Set problem =
Reproduce every line of the material below verbatim, without changing a single character.

** BEGIN **

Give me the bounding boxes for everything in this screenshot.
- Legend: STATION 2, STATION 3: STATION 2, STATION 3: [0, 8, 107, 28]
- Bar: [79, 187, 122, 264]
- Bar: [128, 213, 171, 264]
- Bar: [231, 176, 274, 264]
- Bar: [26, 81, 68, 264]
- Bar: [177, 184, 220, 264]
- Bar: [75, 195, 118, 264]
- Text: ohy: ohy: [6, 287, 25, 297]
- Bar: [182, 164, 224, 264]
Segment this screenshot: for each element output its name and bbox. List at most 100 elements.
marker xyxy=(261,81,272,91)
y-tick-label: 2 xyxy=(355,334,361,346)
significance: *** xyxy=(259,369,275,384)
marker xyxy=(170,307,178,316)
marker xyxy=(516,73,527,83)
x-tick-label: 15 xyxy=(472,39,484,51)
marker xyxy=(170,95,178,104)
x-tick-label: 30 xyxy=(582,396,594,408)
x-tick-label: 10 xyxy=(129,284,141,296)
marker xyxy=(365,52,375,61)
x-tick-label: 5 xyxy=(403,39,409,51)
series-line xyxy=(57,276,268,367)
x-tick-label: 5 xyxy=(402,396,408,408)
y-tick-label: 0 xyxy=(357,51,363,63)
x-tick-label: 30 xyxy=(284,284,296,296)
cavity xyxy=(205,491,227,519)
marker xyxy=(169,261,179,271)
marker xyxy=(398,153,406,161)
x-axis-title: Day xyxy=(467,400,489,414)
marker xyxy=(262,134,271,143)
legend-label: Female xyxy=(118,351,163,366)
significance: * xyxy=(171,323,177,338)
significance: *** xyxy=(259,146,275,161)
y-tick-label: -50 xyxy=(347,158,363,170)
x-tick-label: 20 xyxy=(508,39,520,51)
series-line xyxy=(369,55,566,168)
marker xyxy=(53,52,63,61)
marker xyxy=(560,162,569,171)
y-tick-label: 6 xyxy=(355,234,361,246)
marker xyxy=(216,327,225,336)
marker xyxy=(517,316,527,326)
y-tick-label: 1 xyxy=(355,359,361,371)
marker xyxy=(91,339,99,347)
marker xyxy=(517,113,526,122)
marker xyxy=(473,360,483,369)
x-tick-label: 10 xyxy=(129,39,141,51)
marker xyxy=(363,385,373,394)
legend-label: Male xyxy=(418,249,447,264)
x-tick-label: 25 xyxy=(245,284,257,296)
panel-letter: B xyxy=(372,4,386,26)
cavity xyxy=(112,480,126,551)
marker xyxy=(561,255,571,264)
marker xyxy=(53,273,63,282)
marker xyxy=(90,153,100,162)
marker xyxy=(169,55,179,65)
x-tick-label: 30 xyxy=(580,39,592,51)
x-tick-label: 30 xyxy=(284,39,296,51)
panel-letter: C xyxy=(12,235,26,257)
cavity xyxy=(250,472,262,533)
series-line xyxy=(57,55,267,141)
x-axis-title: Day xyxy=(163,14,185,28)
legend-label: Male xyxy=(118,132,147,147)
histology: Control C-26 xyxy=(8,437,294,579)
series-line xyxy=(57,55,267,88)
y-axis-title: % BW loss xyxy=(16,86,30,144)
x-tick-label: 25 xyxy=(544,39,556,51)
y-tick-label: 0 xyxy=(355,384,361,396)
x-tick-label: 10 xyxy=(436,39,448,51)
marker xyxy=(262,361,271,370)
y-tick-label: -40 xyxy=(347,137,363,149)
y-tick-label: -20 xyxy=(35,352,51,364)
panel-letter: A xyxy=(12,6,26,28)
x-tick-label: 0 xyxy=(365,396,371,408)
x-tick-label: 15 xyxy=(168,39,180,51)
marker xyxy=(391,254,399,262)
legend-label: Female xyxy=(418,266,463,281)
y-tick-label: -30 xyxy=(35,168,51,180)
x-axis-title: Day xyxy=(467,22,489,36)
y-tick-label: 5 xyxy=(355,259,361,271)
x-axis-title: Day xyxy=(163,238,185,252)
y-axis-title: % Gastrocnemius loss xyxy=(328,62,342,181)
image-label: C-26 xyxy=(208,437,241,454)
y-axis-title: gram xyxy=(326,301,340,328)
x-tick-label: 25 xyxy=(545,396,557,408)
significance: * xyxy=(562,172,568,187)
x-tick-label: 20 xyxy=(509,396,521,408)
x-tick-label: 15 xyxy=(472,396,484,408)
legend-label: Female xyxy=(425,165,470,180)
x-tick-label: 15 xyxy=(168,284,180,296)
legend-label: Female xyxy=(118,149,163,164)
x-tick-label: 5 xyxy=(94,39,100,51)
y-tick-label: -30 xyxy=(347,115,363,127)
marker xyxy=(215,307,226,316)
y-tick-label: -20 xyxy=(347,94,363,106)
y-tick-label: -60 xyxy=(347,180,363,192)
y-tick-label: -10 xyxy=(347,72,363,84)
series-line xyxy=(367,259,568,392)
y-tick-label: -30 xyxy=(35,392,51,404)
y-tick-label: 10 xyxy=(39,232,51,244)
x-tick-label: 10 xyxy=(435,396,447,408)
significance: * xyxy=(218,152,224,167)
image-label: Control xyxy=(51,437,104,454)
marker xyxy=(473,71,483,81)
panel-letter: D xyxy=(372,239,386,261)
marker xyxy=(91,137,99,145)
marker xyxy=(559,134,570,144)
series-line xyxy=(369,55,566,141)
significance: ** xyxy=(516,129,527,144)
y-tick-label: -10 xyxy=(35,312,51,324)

** END **

Answer in full =
Give me the bounding boxes for everything in this screenshot.
- Legend: STATION 2, STATION 3: STATION 2, STATION 3: [0, 8, 107, 28]
- Bar: [79, 187, 122, 264]
- Bar: [128, 213, 171, 264]
- Bar: [231, 176, 274, 264]
- Bar: [26, 81, 68, 264]
- Bar: [177, 184, 220, 264]
- Bar: [75, 195, 118, 264]
- Text: ohy: ohy: [6, 287, 25, 297]
- Bar: [182, 164, 224, 264]
Segment this screenshot: for each element output its name and bbox. List at most 100 elements.
marker xyxy=(261,81,272,91)
y-tick-label: 2 xyxy=(355,334,361,346)
significance: *** xyxy=(259,369,275,384)
marker xyxy=(170,307,178,316)
marker xyxy=(516,73,527,83)
x-tick-label: 15 xyxy=(472,39,484,51)
marker xyxy=(170,95,178,104)
x-tick-label: 30 xyxy=(582,396,594,408)
x-tick-label: 10 xyxy=(129,284,141,296)
marker xyxy=(365,52,375,61)
x-tick-label: 5 xyxy=(403,39,409,51)
series-line xyxy=(57,276,268,367)
x-tick-label: 5 xyxy=(402,396,408,408)
y-tick-label: 0 xyxy=(357,51,363,63)
x-tick-label: 30 xyxy=(284,284,296,296)
cavity xyxy=(205,491,227,519)
marker xyxy=(169,261,179,271)
marker xyxy=(398,153,406,161)
x-axis-title: Day xyxy=(467,400,489,414)
marker xyxy=(262,134,271,143)
legend-label: Female xyxy=(118,351,163,366)
significance: * xyxy=(171,323,177,338)
significance: *** xyxy=(259,146,275,161)
y-tick-label: -50 xyxy=(347,158,363,170)
x-tick-label: 20 xyxy=(508,39,520,51)
series-line xyxy=(369,55,566,168)
marker xyxy=(53,52,63,61)
marker xyxy=(560,162,569,171)
y-tick-label: 6 xyxy=(355,234,361,246)
marker xyxy=(216,327,225,336)
marker xyxy=(517,316,527,326)
y-tick-label: 1 xyxy=(355,359,361,371)
marker xyxy=(91,339,99,347)
marker xyxy=(517,113,526,122)
marker xyxy=(473,360,483,369)
x-tick-label: 10 xyxy=(129,39,141,51)
marker xyxy=(363,385,373,394)
legend-label: Male xyxy=(418,249,447,264)
x-tick-label: 25 xyxy=(245,284,257,296)
panel-letter: B xyxy=(372,4,386,26)
cavity xyxy=(112,480,126,551)
marker xyxy=(561,255,571,264)
marker xyxy=(53,273,63,282)
marker xyxy=(90,153,100,162)
marker xyxy=(169,55,179,65)
x-tick-label: 30 xyxy=(580,39,592,51)
x-tick-label: 30 xyxy=(284,39,296,51)
panel-letter: C xyxy=(12,235,26,257)
cavity xyxy=(250,472,262,533)
series-line xyxy=(57,55,267,141)
x-axis-title: Day xyxy=(163,14,185,28)
legend-label: Male xyxy=(118,132,147,147)
histology: Control C-26 xyxy=(8,437,294,579)
series-line xyxy=(57,55,267,88)
y-axis-title: % BW loss xyxy=(16,86,30,144)
x-tick-label: 25 xyxy=(544,39,556,51)
y-tick-label: 0 xyxy=(355,384,361,396)
x-tick-label: 10 xyxy=(436,39,448,51)
marker xyxy=(262,361,271,370)
y-tick-label: -40 xyxy=(347,137,363,149)
y-tick-label: -20 xyxy=(35,352,51,364)
panel-letter: A xyxy=(12,6,26,28)
x-tick-label: 0 xyxy=(365,396,371,408)
x-tick-label: 15 xyxy=(168,39,180,51)
marker xyxy=(391,254,399,262)
legend-label: Female xyxy=(418,266,463,281)
y-tick-label: -30 xyxy=(35,168,51,180)
x-axis-title: Day xyxy=(467,22,489,36)
y-tick-label: 5 xyxy=(355,259,361,271)
x-axis-title: Day xyxy=(163,238,185,252)
y-axis-title: % Gastrocnemius loss xyxy=(328,62,342,181)
image-label: C-26 xyxy=(208,437,241,454)
y-axis-title: gram xyxy=(326,301,340,328)
x-tick-label: 25 xyxy=(545,396,557,408)
significance: * xyxy=(562,172,568,187)
x-tick-label: 20 xyxy=(509,396,521,408)
x-tick-label: 15 xyxy=(472,396,484,408)
legend-label: Female xyxy=(425,165,470,180)
x-tick-label: 15 xyxy=(168,284,180,296)
legend-label: Female xyxy=(118,149,163,164)
x-tick-label: 5 xyxy=(94,39,100,51)
y-tick-label: -30 xyxy=(347,115,363,127)
marker xyxy=(215,307,226,316)
y-tick-label: -20 xyxy=(347,94,363,106)
y-tick-label: -60 xyxy=(347,180,363,192)
y-tick-label: -10 xyxy=(347,72,363,84)
series-line xyxy=(367,259,568,392)
y-tick-label: -30 xyxy=(35,392,51,404)
y-tick-label: 10 xyxy=(39,232,51,244)
x-tick-label: 10 xyxy=(435,396,447,408)
significance: * xyxy=(218,152,224,167)
image-label: Control xyxy=(51,437,104,454)
marker xyxy=(473,71,483,81)
panel-letter: D xyxy=(372,239,386,261)
marker xyxy=(91,137,99,145)
marker xyxy=(559,134,570,144)
series-line xyxy=(369,55,566,141)
significance: ** xyxy=(516,129,527,144)
y-tick-label: -10 xyxy=(35,312,51,324)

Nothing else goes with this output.